Input records ->
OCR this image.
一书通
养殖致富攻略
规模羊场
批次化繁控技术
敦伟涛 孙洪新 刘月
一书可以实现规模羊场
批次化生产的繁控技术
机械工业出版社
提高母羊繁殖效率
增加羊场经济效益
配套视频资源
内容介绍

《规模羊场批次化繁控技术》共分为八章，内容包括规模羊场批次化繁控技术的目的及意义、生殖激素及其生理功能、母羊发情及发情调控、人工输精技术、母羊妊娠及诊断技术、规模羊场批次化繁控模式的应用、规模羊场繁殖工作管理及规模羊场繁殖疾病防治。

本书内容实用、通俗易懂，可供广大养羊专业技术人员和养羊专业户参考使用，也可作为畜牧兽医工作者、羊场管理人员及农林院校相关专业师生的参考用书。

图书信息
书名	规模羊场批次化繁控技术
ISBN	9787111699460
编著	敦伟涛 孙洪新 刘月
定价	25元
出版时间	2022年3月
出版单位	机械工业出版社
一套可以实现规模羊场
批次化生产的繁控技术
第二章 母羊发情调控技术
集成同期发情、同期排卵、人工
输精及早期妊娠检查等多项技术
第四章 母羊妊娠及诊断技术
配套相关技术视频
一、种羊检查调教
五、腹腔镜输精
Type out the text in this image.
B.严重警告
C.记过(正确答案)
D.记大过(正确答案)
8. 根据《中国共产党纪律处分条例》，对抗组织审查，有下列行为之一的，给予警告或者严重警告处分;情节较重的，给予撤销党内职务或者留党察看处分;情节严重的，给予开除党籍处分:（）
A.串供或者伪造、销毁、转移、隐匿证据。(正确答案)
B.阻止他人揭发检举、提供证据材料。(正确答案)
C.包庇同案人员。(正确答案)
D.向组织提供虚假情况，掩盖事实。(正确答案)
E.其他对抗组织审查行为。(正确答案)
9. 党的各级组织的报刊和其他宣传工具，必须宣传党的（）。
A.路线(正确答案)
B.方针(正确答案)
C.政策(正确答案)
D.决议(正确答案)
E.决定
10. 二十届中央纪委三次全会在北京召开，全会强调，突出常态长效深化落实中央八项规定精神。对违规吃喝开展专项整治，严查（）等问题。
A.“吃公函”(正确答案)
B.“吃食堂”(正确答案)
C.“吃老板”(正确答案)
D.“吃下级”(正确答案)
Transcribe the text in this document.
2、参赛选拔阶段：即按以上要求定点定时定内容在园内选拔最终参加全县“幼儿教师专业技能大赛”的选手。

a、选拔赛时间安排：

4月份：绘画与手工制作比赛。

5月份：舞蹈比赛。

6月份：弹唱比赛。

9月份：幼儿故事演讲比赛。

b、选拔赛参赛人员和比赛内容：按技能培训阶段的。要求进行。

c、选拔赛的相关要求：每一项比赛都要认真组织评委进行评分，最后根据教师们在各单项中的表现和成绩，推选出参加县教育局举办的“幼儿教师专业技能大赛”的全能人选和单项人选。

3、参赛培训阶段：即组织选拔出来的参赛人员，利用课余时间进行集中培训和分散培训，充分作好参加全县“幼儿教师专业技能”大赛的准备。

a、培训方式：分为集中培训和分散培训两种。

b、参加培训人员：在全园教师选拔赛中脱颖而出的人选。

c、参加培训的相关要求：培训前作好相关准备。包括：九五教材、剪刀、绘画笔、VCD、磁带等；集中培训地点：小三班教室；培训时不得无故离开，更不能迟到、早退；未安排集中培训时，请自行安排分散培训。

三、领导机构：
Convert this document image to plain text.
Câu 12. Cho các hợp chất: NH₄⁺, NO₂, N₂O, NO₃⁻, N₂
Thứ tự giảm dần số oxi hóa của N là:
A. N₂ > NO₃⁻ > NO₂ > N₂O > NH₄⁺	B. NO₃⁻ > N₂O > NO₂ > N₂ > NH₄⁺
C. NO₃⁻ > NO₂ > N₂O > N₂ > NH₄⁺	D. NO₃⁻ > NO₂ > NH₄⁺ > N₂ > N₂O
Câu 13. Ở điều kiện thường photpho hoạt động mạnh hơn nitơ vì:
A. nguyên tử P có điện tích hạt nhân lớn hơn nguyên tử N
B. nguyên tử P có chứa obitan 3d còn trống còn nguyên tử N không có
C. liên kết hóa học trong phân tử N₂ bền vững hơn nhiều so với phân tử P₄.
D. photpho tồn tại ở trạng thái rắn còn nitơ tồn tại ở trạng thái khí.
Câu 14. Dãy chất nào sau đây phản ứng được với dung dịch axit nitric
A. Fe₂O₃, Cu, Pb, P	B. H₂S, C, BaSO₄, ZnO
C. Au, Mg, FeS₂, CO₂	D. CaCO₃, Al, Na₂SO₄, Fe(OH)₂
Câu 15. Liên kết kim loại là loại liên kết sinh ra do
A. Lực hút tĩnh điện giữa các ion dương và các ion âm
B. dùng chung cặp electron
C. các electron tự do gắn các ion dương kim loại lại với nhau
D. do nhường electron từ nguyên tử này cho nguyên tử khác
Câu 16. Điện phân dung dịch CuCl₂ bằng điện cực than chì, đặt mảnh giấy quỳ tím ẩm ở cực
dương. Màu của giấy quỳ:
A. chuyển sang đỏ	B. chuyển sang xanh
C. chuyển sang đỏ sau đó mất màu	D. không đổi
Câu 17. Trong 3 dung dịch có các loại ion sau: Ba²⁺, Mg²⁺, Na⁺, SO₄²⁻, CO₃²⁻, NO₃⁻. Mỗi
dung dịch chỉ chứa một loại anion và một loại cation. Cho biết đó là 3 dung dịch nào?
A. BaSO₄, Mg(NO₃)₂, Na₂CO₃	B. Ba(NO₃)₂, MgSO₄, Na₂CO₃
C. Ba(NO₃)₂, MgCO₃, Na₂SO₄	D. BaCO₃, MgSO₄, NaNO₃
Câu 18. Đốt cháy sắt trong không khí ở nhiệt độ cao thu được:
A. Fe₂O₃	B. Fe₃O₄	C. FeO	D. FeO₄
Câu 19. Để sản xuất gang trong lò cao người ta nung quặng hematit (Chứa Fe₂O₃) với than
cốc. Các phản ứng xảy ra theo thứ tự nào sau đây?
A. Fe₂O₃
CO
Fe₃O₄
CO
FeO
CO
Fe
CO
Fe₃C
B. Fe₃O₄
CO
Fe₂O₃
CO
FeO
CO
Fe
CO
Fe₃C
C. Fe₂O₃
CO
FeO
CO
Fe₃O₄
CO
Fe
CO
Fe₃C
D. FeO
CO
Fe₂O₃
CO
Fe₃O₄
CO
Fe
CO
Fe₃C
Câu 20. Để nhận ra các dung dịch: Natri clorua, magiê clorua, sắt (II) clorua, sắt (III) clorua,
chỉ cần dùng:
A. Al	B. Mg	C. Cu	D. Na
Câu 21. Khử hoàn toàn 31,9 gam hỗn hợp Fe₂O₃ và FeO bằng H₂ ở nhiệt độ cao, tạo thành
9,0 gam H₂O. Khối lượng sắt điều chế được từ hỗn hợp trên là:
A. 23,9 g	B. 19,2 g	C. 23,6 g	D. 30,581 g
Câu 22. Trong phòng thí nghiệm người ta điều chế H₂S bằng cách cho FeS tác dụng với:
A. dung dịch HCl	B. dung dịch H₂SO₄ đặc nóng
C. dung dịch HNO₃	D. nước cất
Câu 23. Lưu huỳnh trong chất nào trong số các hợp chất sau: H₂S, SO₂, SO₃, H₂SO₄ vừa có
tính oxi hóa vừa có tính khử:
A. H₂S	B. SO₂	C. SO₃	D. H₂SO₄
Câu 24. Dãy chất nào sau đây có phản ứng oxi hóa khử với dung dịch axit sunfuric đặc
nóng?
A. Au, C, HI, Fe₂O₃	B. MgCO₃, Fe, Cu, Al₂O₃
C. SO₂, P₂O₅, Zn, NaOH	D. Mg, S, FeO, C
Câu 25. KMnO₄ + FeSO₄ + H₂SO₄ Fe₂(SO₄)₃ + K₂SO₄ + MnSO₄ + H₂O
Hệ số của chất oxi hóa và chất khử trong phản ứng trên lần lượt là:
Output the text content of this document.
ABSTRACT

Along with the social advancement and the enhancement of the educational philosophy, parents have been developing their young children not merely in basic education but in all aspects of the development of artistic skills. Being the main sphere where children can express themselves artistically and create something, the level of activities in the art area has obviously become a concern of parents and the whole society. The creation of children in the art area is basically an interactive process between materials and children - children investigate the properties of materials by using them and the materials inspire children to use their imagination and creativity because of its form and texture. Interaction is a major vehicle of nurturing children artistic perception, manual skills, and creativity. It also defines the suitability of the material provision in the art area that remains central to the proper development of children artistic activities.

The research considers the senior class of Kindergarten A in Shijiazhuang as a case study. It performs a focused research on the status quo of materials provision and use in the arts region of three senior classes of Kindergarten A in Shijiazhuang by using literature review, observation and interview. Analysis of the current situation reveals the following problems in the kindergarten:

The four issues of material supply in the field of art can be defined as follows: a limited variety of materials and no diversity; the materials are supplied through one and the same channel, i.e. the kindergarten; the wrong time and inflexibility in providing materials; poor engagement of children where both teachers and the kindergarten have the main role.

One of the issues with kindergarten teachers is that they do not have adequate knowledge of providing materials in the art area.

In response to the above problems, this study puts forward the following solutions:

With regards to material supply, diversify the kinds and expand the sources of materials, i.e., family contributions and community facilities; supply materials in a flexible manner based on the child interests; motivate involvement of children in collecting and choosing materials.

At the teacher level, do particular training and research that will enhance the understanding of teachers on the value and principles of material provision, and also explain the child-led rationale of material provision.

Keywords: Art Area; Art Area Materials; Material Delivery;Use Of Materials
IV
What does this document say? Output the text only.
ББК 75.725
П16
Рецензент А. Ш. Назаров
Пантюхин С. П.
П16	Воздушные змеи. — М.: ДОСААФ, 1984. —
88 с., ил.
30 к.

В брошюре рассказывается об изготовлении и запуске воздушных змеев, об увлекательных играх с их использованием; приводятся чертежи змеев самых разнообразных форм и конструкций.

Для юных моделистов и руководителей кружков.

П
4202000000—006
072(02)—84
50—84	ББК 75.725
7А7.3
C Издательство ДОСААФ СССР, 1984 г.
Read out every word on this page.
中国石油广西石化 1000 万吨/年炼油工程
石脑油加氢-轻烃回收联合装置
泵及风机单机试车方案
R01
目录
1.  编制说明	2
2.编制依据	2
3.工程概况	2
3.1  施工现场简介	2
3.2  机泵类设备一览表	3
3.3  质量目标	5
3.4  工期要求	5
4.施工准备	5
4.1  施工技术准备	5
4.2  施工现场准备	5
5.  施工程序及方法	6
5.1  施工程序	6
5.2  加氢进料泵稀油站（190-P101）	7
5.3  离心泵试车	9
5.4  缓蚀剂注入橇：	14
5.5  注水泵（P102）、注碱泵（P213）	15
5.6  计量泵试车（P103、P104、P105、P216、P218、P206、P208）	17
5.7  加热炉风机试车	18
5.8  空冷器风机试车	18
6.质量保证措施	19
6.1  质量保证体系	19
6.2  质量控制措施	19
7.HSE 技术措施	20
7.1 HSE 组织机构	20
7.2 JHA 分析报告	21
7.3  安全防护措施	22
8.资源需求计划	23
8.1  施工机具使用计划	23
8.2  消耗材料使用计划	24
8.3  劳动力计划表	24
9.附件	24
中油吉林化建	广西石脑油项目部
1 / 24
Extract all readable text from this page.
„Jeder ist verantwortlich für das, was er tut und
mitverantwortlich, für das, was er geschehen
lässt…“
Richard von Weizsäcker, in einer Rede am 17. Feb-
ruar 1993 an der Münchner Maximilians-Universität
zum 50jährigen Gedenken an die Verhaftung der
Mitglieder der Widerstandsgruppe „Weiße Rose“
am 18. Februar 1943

What you should do -> Of the lines in this data, how many contain "nitơ"? Reply with only the number.

Solution to the exercise -> 2